# DO THIS:
From the records below, copy every line that contains the word "chevron".

Excerpt from a dataset
§ §

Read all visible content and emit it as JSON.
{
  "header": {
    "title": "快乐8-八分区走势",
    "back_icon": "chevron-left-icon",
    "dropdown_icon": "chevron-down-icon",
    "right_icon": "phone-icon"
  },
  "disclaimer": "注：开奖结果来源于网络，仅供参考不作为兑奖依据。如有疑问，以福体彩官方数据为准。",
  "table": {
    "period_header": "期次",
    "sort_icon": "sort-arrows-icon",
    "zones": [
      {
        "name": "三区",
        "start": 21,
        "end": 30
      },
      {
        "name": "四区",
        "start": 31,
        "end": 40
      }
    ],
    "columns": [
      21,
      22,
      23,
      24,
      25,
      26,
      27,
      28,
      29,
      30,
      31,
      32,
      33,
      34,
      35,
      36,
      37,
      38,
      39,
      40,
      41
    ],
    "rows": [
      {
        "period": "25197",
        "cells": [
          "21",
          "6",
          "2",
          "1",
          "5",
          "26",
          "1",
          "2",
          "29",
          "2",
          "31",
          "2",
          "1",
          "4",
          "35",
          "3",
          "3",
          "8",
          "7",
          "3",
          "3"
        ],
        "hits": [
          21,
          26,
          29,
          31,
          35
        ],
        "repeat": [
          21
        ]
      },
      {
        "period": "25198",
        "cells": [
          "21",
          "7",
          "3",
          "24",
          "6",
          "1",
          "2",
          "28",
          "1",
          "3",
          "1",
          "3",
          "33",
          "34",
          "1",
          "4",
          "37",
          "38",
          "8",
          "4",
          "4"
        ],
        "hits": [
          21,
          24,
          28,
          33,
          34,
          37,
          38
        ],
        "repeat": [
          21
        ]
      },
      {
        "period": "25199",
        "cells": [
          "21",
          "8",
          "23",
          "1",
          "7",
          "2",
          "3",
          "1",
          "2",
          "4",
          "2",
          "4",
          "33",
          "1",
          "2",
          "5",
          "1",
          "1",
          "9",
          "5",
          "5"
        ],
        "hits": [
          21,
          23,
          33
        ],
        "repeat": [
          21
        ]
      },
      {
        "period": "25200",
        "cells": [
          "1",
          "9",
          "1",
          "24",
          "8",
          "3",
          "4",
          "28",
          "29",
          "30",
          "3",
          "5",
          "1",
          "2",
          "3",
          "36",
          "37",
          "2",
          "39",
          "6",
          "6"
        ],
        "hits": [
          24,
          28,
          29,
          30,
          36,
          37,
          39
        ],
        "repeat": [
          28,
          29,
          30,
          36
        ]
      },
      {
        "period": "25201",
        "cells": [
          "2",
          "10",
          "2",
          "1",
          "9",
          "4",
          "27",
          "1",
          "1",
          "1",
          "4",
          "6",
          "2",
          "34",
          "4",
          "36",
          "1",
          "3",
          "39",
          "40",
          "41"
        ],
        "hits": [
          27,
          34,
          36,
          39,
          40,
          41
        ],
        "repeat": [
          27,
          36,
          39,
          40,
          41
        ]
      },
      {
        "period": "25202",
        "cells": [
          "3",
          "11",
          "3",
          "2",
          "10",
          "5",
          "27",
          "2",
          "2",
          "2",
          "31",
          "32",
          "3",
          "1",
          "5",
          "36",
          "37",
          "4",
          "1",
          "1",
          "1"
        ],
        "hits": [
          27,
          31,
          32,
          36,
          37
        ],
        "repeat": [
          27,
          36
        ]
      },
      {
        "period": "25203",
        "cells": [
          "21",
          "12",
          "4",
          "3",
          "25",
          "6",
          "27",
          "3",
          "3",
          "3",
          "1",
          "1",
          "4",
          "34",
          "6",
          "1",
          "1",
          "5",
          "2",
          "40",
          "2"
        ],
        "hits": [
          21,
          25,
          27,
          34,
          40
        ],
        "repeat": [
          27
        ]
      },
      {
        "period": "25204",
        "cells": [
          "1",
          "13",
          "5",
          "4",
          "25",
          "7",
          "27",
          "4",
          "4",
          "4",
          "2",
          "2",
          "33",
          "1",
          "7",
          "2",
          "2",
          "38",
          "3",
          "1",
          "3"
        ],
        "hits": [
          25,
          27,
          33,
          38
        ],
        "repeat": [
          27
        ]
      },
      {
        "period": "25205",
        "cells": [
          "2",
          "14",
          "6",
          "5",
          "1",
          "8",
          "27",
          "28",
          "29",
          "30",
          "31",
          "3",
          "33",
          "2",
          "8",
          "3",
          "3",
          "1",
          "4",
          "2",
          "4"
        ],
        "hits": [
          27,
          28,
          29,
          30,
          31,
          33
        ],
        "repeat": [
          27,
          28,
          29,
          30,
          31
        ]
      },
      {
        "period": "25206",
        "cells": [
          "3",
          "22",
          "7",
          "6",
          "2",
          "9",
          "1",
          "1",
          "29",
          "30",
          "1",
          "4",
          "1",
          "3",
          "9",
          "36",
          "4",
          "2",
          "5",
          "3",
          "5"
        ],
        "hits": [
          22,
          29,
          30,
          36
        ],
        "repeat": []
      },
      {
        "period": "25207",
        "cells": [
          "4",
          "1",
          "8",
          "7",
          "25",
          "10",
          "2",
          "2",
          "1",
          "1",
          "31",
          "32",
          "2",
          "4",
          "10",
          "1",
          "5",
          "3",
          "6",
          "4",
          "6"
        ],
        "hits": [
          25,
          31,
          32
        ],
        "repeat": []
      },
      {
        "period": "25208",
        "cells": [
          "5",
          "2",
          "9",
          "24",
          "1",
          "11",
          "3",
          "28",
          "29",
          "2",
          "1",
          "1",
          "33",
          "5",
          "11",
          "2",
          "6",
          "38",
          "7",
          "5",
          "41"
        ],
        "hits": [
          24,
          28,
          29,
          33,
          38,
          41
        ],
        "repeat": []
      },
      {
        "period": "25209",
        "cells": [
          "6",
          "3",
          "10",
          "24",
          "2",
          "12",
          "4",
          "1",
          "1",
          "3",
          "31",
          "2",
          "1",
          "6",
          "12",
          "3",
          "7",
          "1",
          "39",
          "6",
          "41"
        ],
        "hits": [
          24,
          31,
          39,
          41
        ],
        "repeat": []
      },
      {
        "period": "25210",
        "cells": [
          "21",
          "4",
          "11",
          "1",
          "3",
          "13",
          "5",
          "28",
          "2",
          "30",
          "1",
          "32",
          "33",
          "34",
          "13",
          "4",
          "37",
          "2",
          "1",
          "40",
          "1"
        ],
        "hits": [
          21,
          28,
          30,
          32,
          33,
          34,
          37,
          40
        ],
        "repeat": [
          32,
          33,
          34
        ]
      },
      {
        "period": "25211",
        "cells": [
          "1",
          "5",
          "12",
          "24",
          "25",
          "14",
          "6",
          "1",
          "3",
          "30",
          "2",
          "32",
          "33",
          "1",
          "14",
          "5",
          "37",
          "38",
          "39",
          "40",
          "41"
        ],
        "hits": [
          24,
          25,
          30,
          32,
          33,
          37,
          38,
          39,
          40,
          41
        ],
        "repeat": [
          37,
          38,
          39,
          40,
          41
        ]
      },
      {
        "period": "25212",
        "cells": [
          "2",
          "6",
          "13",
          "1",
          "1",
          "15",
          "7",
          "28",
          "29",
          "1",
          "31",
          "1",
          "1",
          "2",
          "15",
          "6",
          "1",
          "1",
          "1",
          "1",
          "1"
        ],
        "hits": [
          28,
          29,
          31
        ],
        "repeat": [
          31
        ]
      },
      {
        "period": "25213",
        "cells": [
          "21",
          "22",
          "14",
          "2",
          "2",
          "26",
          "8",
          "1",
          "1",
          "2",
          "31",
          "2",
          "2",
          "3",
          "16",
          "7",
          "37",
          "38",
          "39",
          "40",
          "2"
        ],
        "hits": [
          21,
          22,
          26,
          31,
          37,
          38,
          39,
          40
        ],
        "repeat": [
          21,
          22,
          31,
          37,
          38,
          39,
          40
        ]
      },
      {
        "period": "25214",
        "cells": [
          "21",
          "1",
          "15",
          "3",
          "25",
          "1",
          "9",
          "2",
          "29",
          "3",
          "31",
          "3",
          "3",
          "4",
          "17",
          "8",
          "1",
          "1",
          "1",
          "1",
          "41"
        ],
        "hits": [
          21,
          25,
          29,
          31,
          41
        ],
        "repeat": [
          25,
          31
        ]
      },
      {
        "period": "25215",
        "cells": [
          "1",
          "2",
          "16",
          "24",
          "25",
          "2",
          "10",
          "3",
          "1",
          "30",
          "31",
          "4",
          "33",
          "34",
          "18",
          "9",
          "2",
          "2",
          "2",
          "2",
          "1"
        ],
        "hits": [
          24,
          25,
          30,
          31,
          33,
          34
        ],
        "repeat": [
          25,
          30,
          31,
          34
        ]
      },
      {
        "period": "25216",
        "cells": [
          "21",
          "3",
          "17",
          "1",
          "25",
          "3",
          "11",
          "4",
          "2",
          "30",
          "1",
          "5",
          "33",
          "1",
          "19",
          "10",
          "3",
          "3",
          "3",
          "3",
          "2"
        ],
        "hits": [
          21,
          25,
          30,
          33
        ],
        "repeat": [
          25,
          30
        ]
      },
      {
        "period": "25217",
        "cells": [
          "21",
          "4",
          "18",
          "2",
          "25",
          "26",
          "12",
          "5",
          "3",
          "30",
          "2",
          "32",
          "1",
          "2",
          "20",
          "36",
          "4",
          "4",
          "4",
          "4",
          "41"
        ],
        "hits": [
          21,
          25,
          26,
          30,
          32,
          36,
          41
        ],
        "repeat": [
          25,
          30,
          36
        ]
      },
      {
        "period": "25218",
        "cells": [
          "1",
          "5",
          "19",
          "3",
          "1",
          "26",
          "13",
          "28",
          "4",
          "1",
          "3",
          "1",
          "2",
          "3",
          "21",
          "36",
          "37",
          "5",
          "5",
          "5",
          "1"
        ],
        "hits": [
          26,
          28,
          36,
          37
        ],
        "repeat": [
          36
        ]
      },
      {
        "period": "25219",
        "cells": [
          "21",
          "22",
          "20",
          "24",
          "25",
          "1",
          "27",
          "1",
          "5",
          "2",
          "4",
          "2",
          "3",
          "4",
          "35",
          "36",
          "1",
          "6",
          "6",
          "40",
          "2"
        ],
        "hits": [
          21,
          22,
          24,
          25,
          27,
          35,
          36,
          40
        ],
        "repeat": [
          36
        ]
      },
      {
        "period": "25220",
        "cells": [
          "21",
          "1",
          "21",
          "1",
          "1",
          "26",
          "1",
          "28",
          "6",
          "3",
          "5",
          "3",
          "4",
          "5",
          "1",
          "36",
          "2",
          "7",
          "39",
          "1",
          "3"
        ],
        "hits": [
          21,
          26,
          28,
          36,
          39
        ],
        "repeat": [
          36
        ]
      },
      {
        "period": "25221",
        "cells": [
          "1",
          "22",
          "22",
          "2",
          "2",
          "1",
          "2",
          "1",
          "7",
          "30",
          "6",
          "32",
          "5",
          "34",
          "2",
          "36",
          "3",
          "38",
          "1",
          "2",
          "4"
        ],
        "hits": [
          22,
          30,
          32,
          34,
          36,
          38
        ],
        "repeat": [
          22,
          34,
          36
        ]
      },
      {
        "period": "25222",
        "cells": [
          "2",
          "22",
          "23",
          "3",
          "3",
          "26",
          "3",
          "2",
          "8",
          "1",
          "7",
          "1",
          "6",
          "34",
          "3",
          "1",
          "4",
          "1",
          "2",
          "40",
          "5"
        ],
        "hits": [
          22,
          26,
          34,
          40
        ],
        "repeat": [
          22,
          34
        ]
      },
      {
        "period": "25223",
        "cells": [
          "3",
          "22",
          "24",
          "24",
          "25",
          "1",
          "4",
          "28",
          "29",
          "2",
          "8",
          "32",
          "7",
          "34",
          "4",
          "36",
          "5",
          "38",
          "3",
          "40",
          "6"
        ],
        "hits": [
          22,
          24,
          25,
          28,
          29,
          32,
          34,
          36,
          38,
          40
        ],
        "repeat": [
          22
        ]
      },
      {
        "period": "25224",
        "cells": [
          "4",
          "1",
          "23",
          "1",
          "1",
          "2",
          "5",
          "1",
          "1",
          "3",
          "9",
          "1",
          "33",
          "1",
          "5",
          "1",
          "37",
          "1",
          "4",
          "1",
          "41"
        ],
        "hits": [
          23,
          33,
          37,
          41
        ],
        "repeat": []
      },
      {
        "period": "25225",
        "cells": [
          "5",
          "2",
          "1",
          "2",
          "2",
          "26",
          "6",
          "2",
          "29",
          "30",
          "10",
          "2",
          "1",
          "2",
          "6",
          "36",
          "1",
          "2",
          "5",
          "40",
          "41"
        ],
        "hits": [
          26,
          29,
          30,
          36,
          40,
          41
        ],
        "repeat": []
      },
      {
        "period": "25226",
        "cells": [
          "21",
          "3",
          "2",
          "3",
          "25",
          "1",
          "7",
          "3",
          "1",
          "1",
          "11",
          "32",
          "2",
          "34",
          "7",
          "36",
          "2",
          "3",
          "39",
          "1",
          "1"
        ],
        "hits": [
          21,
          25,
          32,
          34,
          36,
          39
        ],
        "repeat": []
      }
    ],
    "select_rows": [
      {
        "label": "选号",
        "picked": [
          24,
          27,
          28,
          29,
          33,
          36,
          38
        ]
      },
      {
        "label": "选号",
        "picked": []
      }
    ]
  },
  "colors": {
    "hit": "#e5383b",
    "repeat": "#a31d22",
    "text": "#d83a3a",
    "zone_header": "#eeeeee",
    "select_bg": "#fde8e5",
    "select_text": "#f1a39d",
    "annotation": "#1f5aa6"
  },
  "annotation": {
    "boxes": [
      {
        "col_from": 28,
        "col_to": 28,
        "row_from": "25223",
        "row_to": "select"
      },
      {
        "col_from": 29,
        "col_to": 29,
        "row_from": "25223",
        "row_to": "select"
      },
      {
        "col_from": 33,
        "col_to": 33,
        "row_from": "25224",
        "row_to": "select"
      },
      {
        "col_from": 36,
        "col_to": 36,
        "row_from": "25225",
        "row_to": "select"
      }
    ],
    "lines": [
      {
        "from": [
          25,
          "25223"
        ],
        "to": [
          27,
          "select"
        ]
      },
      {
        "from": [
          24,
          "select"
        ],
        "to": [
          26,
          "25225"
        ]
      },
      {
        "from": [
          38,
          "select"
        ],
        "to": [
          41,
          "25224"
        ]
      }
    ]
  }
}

§ §

# ANSWER TO THE PROBLEM:
    "back_icon": "chevron-left-icon",
    "dropdown_icon": "chevron-down-icon",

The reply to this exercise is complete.